### Provided material ###

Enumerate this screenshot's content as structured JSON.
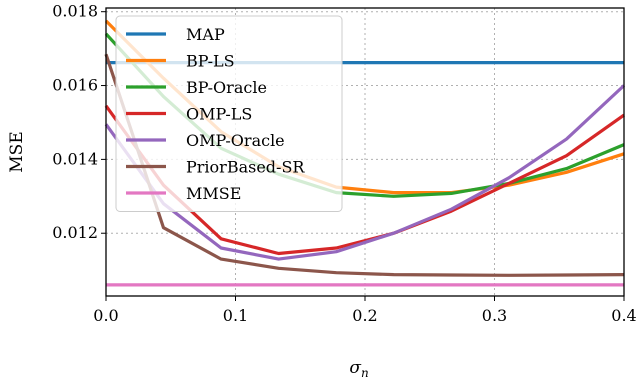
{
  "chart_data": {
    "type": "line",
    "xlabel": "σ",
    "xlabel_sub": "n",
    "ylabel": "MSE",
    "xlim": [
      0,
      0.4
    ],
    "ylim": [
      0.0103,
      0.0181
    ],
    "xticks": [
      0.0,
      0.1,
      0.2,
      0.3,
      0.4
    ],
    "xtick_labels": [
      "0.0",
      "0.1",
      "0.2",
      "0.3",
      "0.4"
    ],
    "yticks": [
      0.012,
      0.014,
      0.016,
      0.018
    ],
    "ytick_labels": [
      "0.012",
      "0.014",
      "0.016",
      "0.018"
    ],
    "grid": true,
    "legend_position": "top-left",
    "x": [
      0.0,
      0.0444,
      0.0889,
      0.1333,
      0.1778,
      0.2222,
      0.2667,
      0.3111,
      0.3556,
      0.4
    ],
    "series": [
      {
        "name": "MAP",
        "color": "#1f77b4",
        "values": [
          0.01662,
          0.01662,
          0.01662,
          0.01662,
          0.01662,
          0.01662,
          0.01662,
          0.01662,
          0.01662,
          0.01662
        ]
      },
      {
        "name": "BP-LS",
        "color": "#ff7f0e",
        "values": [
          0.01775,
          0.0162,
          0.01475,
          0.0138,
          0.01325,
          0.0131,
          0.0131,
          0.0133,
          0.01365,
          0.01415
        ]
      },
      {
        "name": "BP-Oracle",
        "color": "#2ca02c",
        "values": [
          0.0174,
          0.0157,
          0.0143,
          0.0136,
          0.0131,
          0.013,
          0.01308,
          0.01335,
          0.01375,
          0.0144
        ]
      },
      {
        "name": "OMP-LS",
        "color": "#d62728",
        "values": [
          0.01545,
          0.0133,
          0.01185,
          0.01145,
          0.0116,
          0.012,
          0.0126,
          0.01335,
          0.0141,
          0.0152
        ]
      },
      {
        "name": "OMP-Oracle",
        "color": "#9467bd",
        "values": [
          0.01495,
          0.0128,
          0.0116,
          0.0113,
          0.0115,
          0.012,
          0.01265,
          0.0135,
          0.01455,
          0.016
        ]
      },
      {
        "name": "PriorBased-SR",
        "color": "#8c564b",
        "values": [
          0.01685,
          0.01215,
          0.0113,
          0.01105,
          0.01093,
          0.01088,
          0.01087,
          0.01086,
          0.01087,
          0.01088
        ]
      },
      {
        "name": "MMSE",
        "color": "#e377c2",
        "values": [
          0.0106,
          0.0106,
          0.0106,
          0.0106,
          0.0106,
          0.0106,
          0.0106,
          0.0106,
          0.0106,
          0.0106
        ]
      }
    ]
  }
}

###
### Provided material ###

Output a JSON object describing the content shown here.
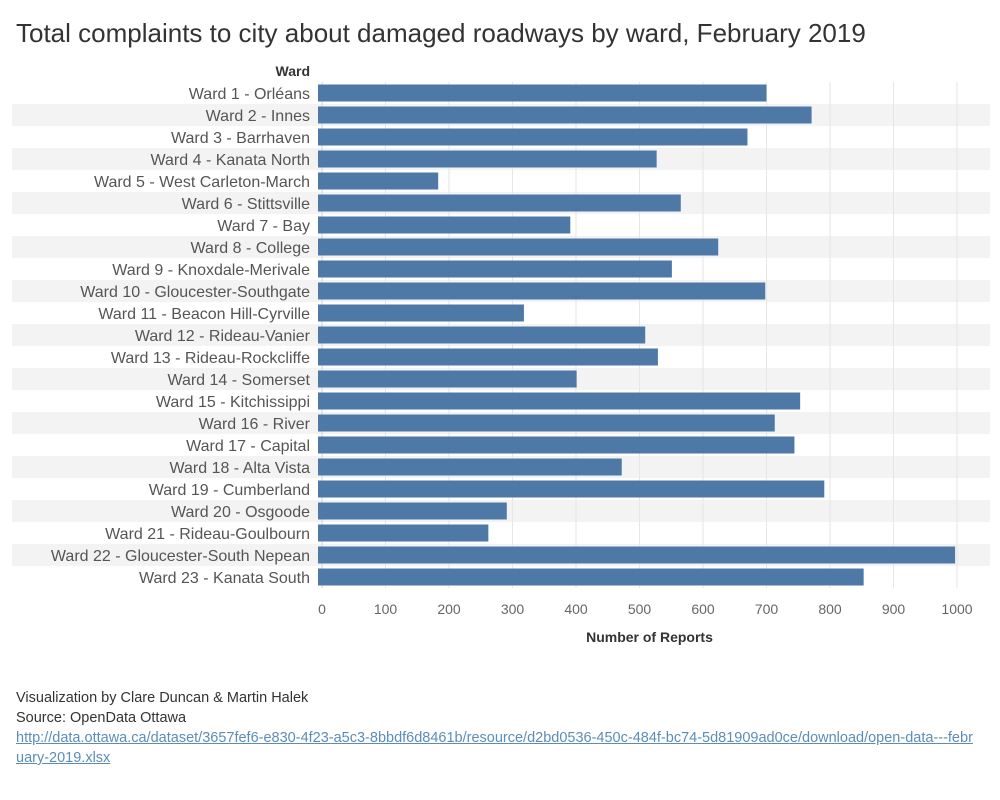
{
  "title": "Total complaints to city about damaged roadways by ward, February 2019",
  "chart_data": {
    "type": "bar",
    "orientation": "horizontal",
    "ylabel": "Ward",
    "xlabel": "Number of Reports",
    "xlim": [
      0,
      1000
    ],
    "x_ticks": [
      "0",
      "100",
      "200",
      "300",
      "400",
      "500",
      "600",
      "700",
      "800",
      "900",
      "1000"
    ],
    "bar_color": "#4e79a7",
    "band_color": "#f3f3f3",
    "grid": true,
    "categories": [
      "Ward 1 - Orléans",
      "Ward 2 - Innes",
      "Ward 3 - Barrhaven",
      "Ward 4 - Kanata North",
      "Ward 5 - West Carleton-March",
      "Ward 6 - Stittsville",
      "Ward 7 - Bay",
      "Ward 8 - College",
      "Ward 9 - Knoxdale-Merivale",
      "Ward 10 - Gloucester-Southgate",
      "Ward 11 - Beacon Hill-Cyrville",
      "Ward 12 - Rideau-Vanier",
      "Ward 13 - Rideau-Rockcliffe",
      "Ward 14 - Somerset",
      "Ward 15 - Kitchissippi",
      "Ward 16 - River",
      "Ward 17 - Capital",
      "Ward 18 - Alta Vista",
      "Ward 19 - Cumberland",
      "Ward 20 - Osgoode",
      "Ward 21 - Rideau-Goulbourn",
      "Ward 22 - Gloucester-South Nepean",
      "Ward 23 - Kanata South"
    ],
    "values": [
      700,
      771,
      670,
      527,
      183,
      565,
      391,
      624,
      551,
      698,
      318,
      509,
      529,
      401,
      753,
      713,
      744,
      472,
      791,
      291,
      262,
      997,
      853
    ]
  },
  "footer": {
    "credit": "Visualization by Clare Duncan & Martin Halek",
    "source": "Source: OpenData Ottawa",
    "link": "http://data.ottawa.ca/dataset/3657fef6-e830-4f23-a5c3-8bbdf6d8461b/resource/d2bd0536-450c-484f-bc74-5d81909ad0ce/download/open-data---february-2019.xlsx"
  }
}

###

_What you should do_
In the entries above, some lines may contain the string "name"; report how many, without additional comment.

_Expected answer_
7